> To be done
Search the material for the word "منها" and copy each line that holds it.

┏━━

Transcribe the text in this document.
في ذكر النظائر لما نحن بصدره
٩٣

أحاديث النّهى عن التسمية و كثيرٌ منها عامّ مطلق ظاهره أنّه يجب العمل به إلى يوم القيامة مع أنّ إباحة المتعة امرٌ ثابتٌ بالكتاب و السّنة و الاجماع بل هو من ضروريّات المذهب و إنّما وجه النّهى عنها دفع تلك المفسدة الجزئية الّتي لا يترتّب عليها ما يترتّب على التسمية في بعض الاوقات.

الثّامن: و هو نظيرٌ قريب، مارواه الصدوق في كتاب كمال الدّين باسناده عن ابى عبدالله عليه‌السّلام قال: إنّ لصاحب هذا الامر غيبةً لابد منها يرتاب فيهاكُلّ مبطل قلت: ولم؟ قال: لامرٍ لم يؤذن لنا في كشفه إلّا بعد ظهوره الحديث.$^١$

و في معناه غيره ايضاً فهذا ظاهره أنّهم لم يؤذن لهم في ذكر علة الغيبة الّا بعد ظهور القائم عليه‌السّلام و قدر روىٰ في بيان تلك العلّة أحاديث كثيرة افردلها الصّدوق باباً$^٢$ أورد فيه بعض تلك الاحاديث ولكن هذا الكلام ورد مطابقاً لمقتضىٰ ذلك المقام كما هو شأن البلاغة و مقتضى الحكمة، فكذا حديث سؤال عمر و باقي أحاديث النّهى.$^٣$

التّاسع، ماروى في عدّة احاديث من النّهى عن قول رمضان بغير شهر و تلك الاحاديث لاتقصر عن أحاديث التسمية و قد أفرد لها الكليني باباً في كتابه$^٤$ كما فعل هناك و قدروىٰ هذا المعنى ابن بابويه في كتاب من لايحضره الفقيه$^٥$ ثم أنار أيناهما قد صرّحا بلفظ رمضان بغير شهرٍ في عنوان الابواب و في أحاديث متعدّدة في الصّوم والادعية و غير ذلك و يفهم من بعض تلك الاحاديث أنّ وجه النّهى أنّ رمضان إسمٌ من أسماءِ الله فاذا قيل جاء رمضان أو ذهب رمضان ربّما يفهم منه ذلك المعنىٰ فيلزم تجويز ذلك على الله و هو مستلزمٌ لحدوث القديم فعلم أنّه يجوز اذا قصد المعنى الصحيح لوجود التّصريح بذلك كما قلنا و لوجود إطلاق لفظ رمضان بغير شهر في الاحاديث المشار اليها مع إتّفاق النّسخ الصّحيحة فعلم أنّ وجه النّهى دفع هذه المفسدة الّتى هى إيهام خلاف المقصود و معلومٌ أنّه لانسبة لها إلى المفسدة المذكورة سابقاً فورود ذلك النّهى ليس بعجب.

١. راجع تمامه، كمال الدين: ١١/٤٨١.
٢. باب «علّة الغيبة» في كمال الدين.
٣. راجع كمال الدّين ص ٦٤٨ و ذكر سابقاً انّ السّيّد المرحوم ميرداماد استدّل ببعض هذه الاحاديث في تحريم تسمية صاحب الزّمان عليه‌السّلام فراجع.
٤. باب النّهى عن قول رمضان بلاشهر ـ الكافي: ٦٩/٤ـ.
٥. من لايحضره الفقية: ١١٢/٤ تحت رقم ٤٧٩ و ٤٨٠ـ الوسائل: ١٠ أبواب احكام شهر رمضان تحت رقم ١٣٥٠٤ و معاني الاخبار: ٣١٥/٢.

┗━━

> Exercise solution
أحاديث النّهى عن التسمية و كثيرٌ منها عامّ مطلق ظاهره أنّه يجب العمل به إلى يوم القيامة مع أنّ إباحة المتعة امرٌ ثابتٌ بالكتاب و السّنة و الاجماع بل هو من ضروريّات المذهب و إنّما وجه النّهى عنها دفع تلك المفسدة الجزئية الّتي لا يترتّب عليها ما يترتّب على التسمية في بعض الاوقات.
الثّامن: و هو نظيرٌ قريب، مارواه الصدوق في كتاب كمال الدّين باسناده عن ابى عبدالله عليه‌السّلام قال: إنّ لصاحب هذا الامر غيبةً لابد منها يرتاب فيهاكُلّ مبطل قلت: ولم؟ قال: لامرٍ لم يؤذن لنا في كشفه إلّا بعد ظهوره الحديث.$^١$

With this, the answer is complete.